WHAT IS EXPECTED:
Determine how many lines carry the word "taken". Output that number only.

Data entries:

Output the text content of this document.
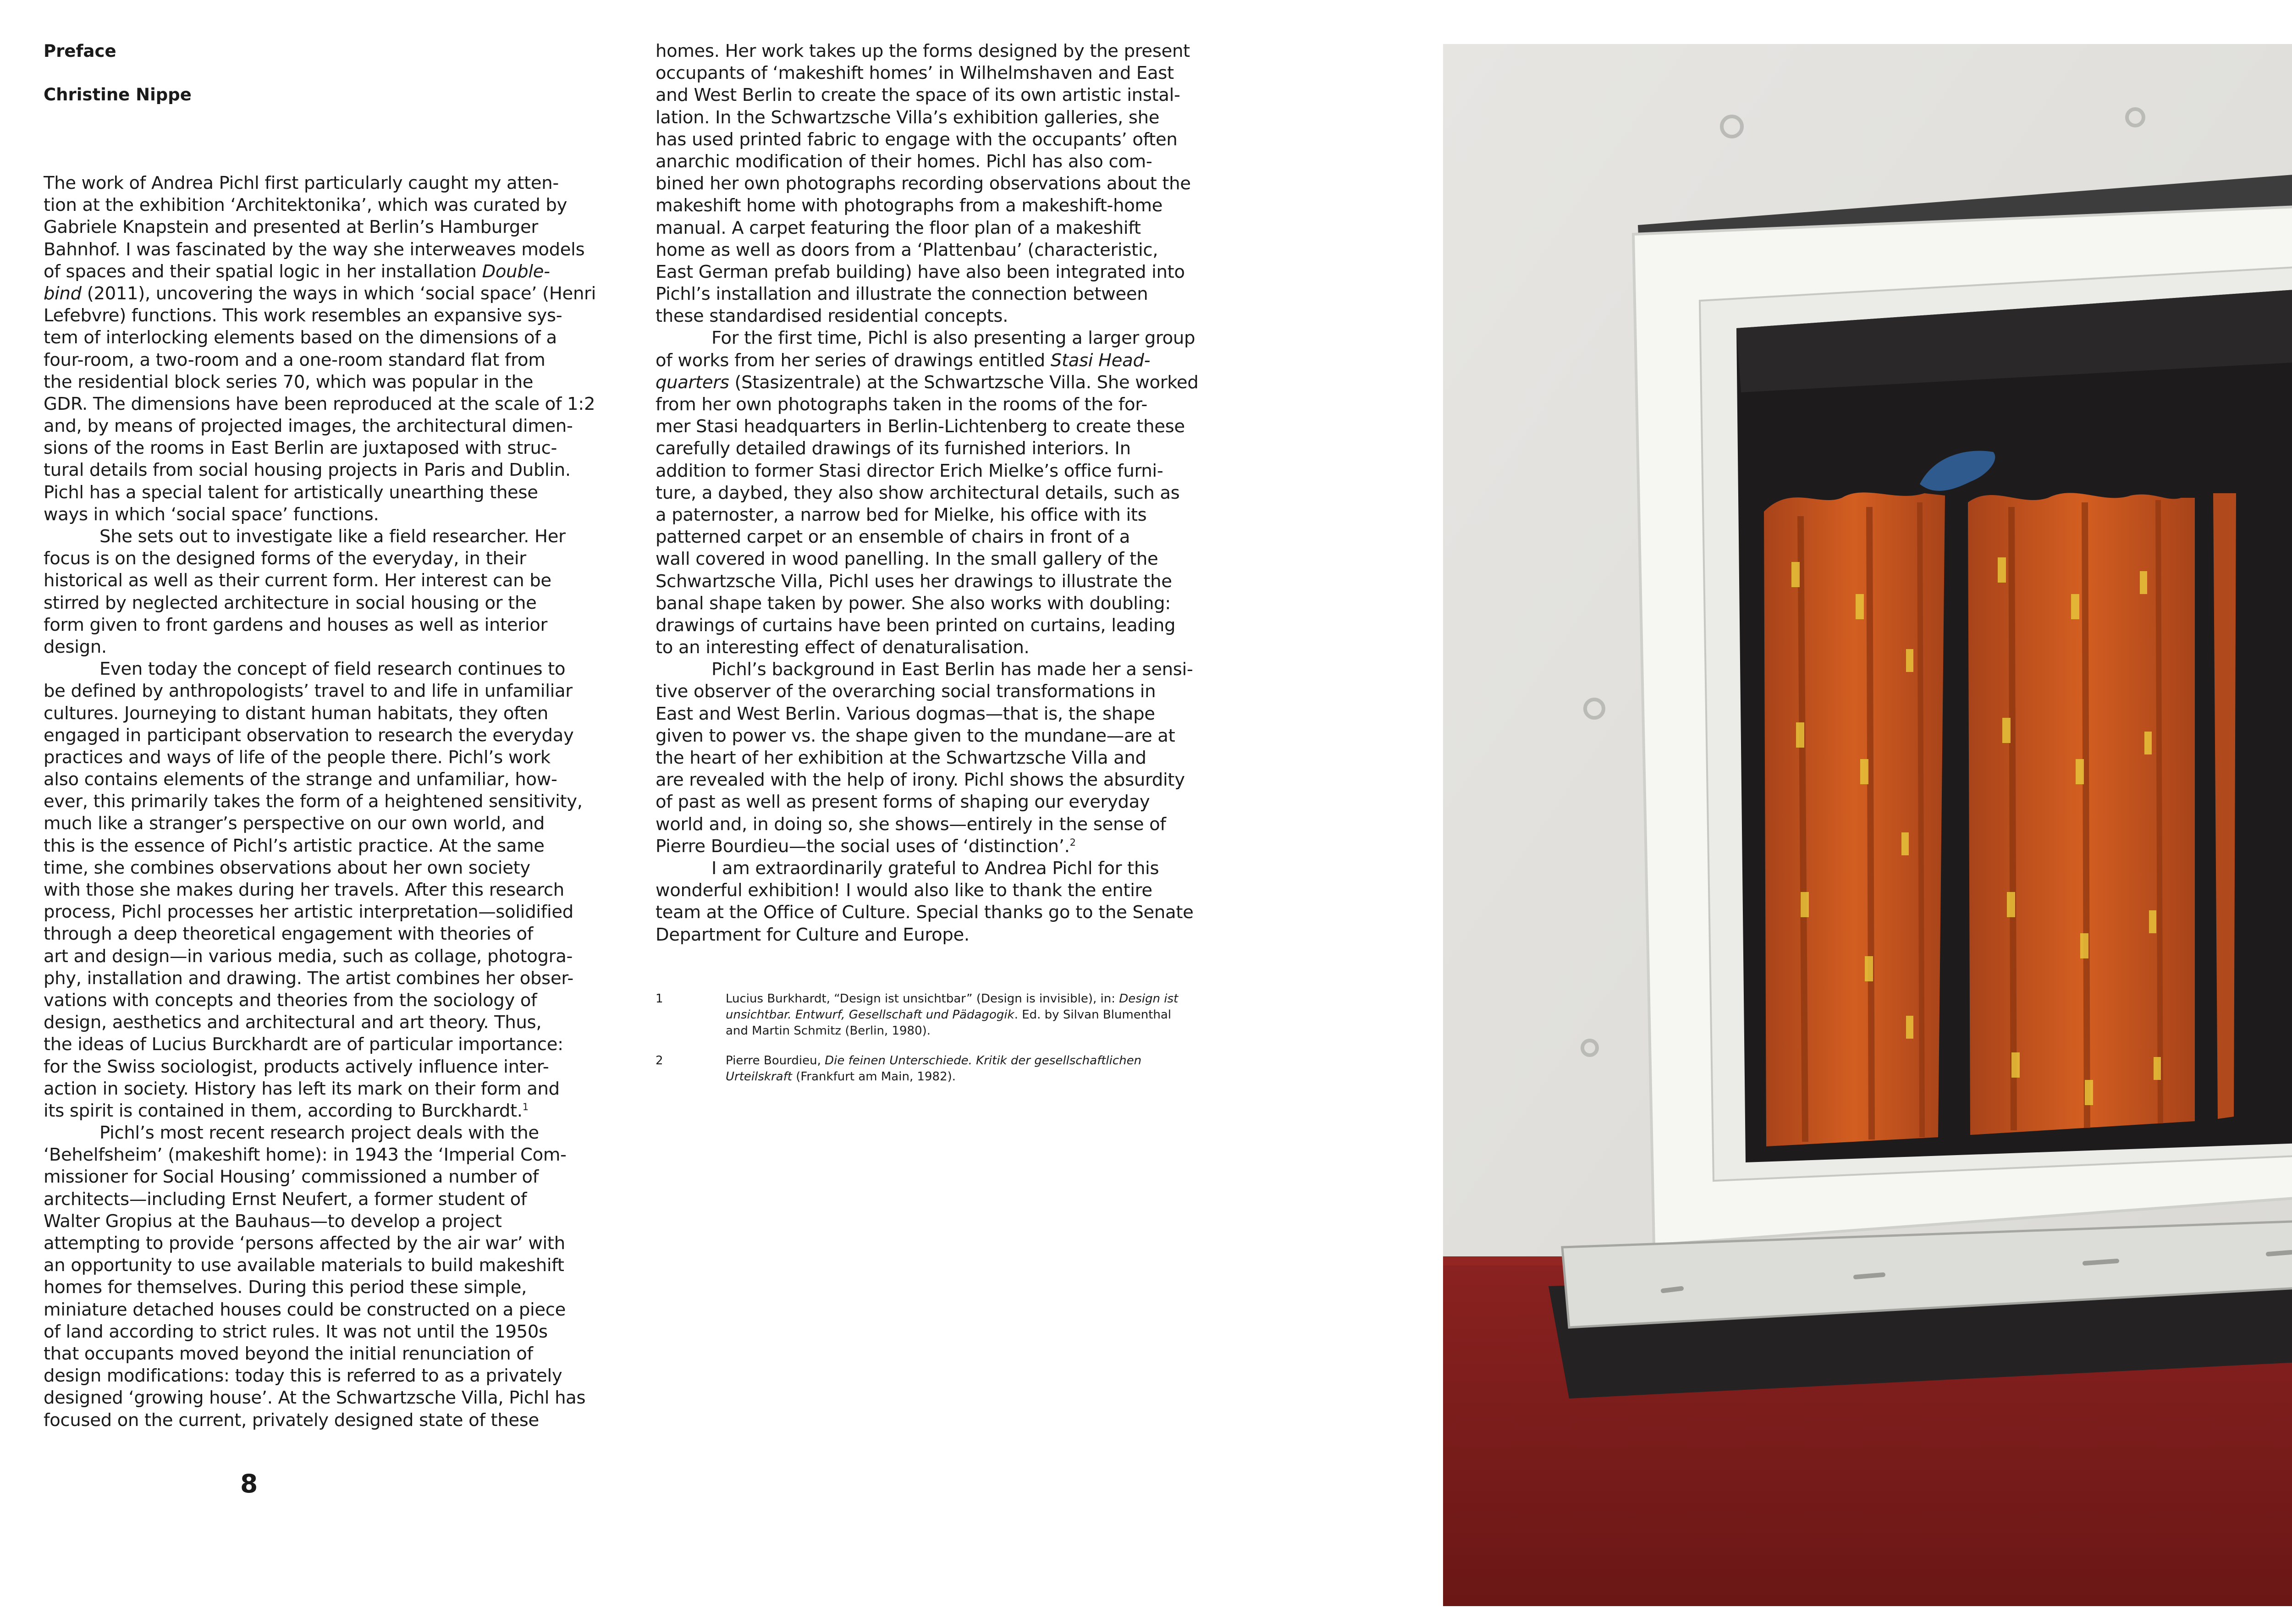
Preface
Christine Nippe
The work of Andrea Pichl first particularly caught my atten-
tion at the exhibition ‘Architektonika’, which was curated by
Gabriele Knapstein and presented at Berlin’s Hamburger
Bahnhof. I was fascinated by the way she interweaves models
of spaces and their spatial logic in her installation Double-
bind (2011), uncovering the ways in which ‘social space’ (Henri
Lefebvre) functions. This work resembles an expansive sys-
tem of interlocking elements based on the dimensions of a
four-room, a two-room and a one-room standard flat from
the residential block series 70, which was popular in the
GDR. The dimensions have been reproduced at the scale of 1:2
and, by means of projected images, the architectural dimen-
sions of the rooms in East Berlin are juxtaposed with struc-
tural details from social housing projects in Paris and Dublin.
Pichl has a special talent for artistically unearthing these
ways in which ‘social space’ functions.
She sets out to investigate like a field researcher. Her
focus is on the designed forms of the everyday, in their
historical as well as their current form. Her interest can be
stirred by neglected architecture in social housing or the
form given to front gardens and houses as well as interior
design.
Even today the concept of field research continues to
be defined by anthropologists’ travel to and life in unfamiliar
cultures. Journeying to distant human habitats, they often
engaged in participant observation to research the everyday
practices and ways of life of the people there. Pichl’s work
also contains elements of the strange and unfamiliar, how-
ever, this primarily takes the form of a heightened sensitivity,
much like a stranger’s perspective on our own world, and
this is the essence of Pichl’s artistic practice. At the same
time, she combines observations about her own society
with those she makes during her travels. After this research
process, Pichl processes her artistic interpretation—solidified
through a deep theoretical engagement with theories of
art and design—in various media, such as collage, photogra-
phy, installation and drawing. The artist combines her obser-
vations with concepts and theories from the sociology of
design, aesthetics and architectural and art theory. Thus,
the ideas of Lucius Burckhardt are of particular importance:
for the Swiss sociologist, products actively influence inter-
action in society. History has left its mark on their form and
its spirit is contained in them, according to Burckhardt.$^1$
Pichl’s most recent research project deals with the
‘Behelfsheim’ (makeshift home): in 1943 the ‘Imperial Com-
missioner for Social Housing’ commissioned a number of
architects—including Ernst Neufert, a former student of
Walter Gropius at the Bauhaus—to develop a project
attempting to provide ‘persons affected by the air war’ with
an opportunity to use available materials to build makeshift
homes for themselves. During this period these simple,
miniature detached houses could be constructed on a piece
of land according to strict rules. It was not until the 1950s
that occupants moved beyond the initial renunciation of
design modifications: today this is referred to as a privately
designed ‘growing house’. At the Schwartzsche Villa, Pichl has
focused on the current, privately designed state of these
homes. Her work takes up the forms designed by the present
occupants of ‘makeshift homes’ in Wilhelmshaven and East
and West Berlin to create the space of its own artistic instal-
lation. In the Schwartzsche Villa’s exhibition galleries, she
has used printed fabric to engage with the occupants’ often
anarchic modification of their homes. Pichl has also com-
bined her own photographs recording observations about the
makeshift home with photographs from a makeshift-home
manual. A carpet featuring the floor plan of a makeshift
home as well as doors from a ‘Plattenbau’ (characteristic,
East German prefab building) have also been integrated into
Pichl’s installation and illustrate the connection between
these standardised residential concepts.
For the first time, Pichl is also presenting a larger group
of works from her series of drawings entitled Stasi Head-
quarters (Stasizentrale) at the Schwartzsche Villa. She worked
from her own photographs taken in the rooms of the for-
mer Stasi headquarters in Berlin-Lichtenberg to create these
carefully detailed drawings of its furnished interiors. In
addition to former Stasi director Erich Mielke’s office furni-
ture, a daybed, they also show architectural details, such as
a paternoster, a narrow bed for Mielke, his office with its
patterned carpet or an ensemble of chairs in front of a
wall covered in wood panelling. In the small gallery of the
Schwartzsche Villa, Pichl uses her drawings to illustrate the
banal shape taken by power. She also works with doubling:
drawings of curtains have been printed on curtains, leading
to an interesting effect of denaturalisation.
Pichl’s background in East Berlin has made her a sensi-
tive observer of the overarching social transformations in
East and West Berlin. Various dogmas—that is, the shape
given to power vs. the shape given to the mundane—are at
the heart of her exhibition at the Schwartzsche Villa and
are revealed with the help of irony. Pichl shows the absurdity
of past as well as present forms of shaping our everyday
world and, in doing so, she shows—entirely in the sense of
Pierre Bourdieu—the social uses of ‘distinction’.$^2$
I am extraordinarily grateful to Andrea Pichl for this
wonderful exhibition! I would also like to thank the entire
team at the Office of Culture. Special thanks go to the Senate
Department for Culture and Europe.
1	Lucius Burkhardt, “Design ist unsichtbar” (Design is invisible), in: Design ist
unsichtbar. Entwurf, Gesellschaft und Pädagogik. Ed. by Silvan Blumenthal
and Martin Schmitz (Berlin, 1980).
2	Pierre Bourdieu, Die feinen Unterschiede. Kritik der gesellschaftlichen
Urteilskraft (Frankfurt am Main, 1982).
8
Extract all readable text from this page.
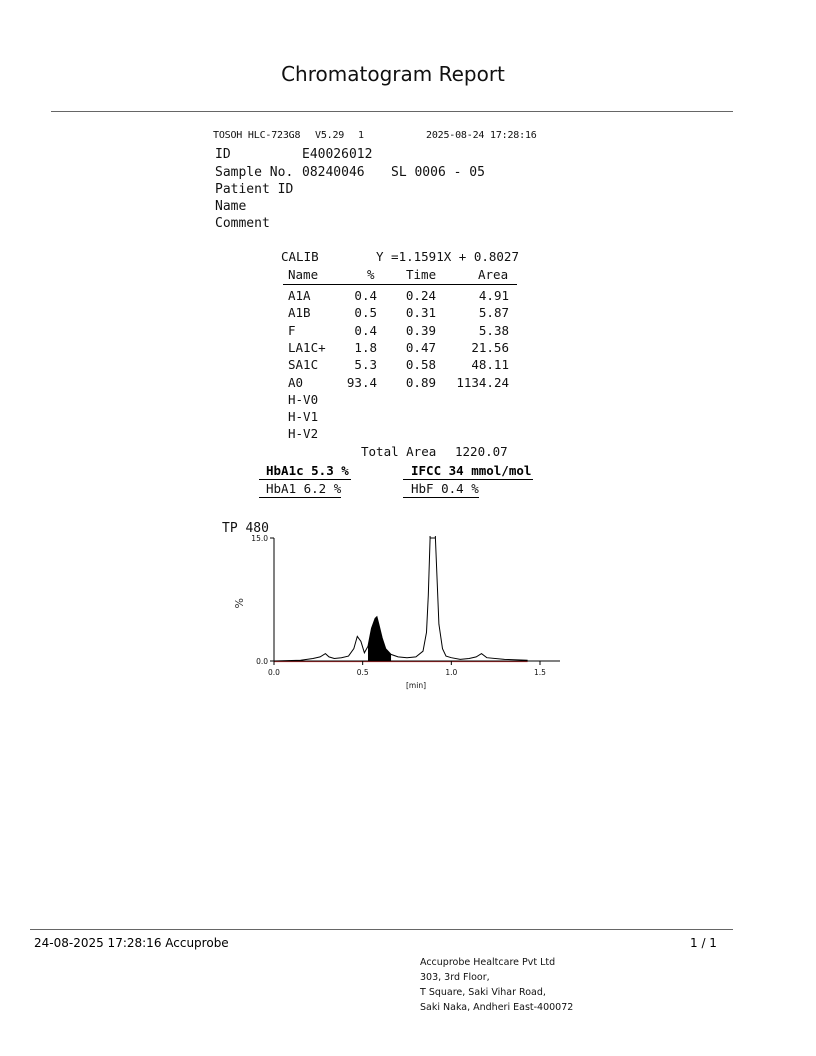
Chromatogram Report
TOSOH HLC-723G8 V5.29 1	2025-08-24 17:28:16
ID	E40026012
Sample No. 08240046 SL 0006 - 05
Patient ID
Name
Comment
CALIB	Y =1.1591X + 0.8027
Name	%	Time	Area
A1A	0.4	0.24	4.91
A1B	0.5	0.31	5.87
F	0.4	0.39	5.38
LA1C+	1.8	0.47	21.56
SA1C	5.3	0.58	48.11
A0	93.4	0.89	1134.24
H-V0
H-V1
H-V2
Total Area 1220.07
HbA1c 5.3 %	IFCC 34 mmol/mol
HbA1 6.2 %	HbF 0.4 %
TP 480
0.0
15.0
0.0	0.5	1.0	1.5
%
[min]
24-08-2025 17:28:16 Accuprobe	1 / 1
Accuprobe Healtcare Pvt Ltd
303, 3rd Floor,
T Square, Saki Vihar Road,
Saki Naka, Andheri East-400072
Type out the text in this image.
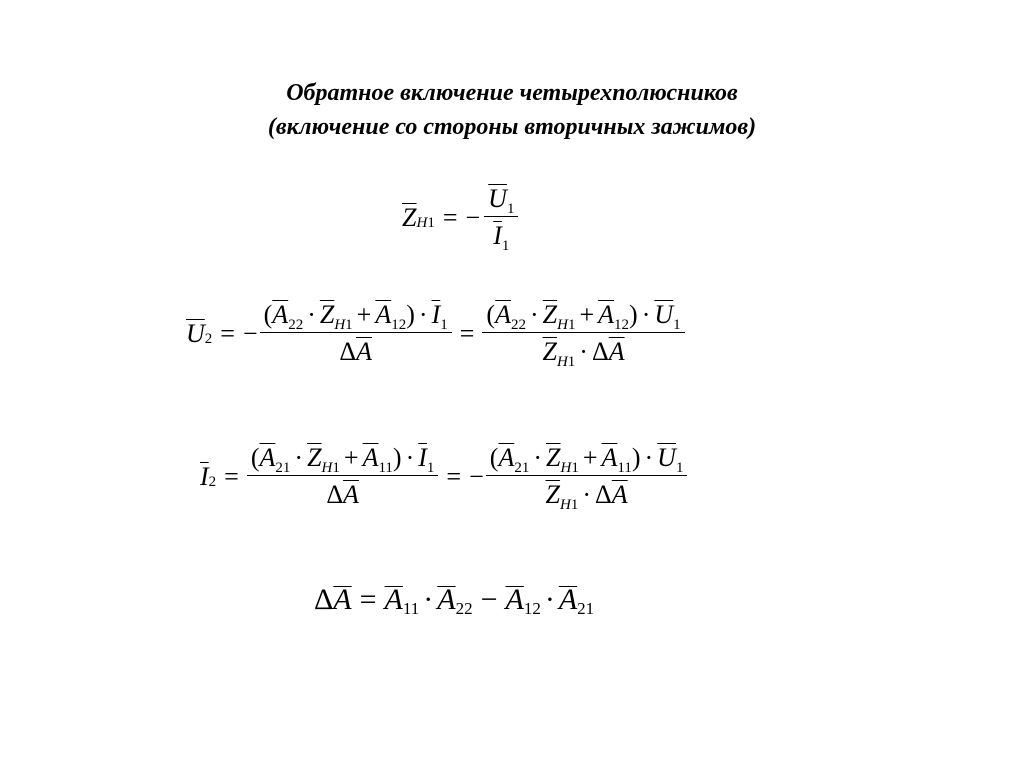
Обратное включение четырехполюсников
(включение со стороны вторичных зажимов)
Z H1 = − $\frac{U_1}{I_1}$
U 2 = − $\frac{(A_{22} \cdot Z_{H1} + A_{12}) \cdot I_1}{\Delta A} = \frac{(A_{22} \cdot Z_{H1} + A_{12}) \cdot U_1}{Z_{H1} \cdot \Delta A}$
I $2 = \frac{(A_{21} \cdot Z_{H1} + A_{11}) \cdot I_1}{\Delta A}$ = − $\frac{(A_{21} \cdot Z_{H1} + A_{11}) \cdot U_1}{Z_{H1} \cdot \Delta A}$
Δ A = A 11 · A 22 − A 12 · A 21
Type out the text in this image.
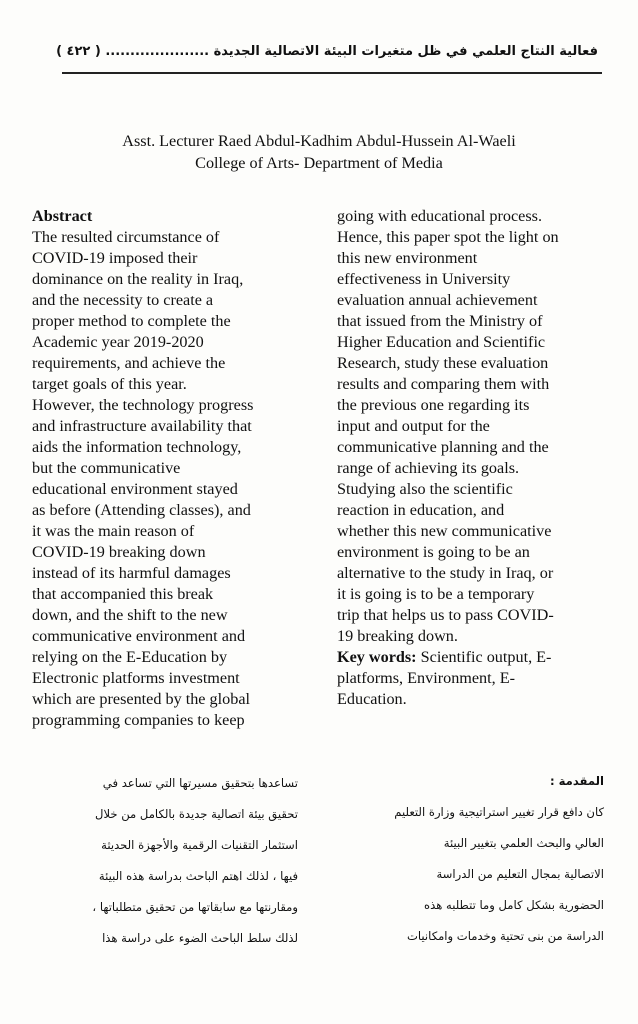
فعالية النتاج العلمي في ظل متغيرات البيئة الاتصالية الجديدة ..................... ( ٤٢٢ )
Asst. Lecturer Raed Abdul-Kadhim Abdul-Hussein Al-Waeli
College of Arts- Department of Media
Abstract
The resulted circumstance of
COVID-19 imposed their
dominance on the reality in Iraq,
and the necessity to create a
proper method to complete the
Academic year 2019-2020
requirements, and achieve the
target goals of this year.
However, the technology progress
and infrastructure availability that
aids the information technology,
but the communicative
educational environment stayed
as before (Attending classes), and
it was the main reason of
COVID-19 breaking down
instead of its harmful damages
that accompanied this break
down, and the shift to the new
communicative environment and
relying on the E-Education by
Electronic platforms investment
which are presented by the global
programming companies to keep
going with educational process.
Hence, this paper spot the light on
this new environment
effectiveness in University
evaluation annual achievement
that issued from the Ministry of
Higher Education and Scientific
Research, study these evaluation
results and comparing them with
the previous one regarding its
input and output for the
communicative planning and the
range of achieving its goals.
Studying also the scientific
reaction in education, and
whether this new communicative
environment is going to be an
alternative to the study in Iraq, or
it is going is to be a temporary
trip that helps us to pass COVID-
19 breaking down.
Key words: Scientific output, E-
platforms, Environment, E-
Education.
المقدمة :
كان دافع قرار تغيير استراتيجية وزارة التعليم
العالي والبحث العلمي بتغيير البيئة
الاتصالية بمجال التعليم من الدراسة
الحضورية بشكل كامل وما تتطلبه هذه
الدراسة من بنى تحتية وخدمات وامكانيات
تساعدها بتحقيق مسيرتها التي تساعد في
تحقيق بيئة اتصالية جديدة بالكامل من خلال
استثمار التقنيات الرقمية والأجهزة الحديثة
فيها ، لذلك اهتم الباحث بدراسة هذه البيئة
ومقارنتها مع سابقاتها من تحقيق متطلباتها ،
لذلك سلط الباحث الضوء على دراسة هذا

FULL RESPONSE:
2